◆ **GOAL OF THE EXERCISE**
Only a number is wanted: the count of lines in this listing that contain "title".
------ SOURCE MATERIAL ------
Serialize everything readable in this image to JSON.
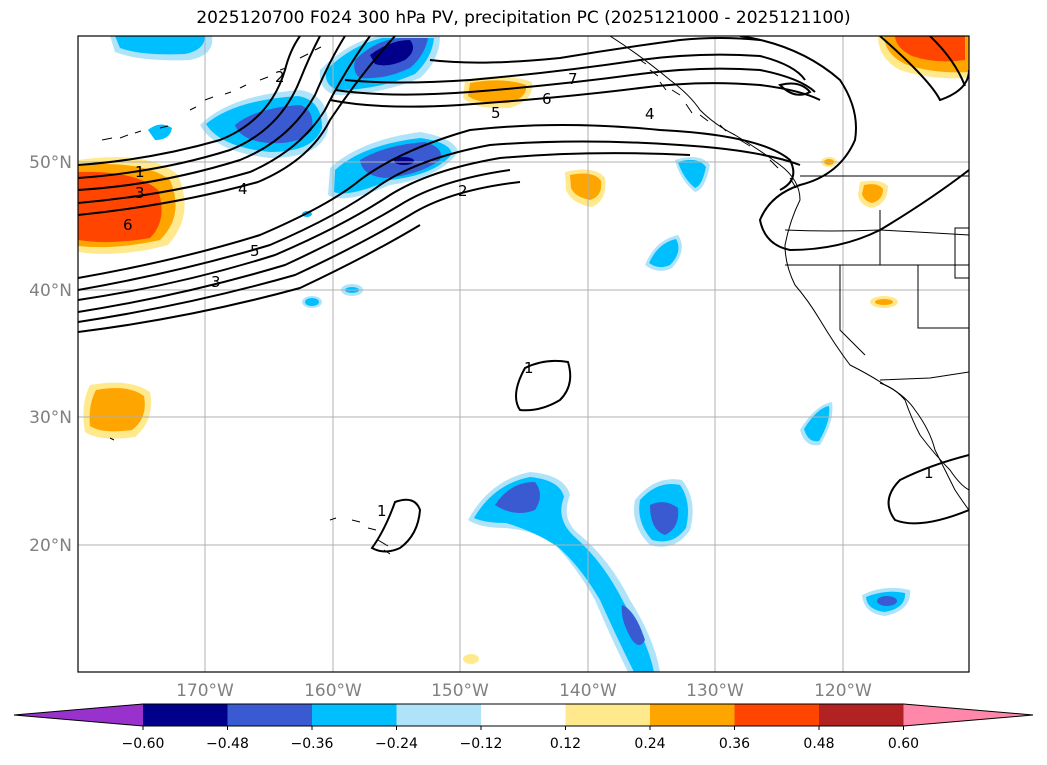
{
  "title": "2025120700 F024 300 hPa PV, precipitation PC (2025121000 - 2025121100)",
  "lat_labels": [
    "50°N",
    "40°N",
    "30°N",
    "20°N"
  ],
  "lon_labels": [
    "170°W",
    "160°W",
    "150°W",
    "140°W",
    "130°W",
    "120°W"
  ],
  "colorbar": {
    "ticks": [
      "−0.60",
      "−0.48",
      "−0.36",
      "−0.24",
      "−0.12",
      "0.12",
      "0.24",
      "0.36",
      "0.48",
      "0.60"
    ],
    "colors": [
      "#9932cc",
      "#00008b",
      "#3a5ad1",
      "#00bfff",
      "#afe3fa",
      "#ffffff",
      "#ffe98c",
      "#ffa500",
      "#ff4500",
      "#b22222",
      "#ff88aa"
    ]
  },
  "pv_labels": {
    "a": "1",
    "b": "3",
    "c": "6",
    "d": "4",
    "e": "5",
    "f": "3",
    "g": "2",
    "h": "7",
    "i": "6",
    "j": "5",
    "k": "4",
    "l": "2",
    "m": "1",
    "n": "1",
    "o": "1"
  },
  "colors": {
    "frame": "#000000",
    "grid": "#b0b0b0",
    "label": "#808080"
  }
}
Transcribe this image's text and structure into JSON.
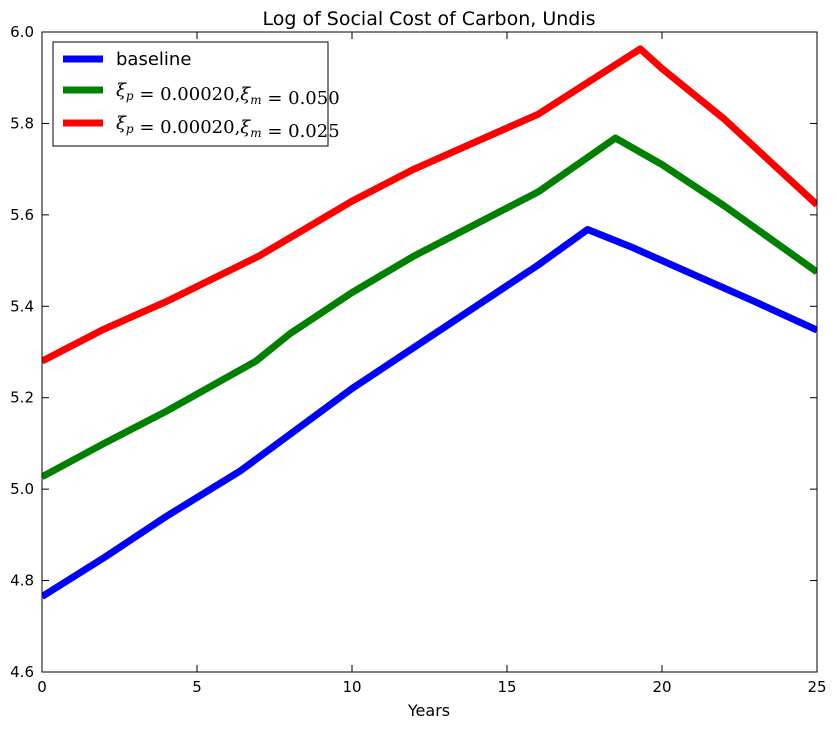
{
  "chart_data": {
    "type": "line",
    "title": "Log of Social Cost of Carbon, Undis",
    "xlabel": "Years",
    "ylabel": "",
    "xlim": [
      0,
      25
    ],
    "ylim": [
      4.6,
      6.0
    ],
    "xticks": [
      0,
      5,
      10,
      15,
      20,
      25
    ],
    "yticks": [
      4.6,
      4.8,
      5.0,
      5.2,
      5.4,
      5.6,
      5.8,
      6.0
    ],
    "xtick_labels": [
      "0",
      "5",
      "10",
      "15",
      "20",
      "25"
    ],
    "ytick_labels": [
      "4.6",
      "4.8",
      "5.0",
      "5.2",
      "5.4",
      "5.6",
      "5.8",
      "6.0"
    ],
    "grid": false,
    "legend_position": "top-left",
    "series": [
      {
        "name": "baseline",
        "color": "#0000ff",
        "x": [
          0,
          2,
          4,
          6.4,
          8,
          10,
          12,
          14,
          16,
          17.6,
          19,
          21,
          23,
          25
        ],
        "y": [
          4.765,
          4.85,
          4.94,
          5.04,
          5.12,
          5.22,
          5.31,
          5.4,
          5.49,
          5.568,
          5.53,
          5.47,
          5.41,
          5.348
        ]
      },
      {
        "name": "ξp=0.00020,ξm=0.050",
        "color": "#008000",
        "x": [
          0,
          2,
          4,
          6.9,
          8,
          10,
          12,
          14,
          16,
          18.5,
          20,
          22,
          25
        ],
        "y": [
          5.027,
          5.1,
          5.17,
          5.28,
          5.34,
          5.43,
          5.51,
          5.58,
          5.65,
          5.768,
          5.71,
          5.62,
          5.475
        ]
      },
      {
        "name": "ξp=0.00020,ξm=0.025",
        "color": "#ff0000",
        "x": [
          0,
          2,
          4,
          7,
          8,
          10,
          12,
          14,
          16,
          19.3,
          20,
          22,
          25
        ],
        "y": [
          5.28,
          5.35,
          5.41,
          5.51,
          5.55,
          5.63,
          5.7,
          5.76,
          5.82,
          5.963,
          5.92,
          5.81,
          5.622
        ]
      }
    ],
    "legend_entries": [
      {
        "main": "baseline",
        "sub": ""
      },
      {
        "main": "ξp=0.00020,ξm=0.050",
        "p": "ξ",
        "p_sub": "p",
        "eq1": " = 0.00020,",
        "m": "ξ",
        "m_sub": "m",
        "eq2": " = 0.050"
      },
      {
        "main": "ξp=0.00020,ξm=0.025",
        "p": "ξ",
        "p_sub": "p",
        "eq1": " = 0.00020,",
        "m": "ξ",
        "m_sub": "m",
        "eq2": " = 0.025"
      }
    ]
  }
}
------
◆ **TASK RESULT**
2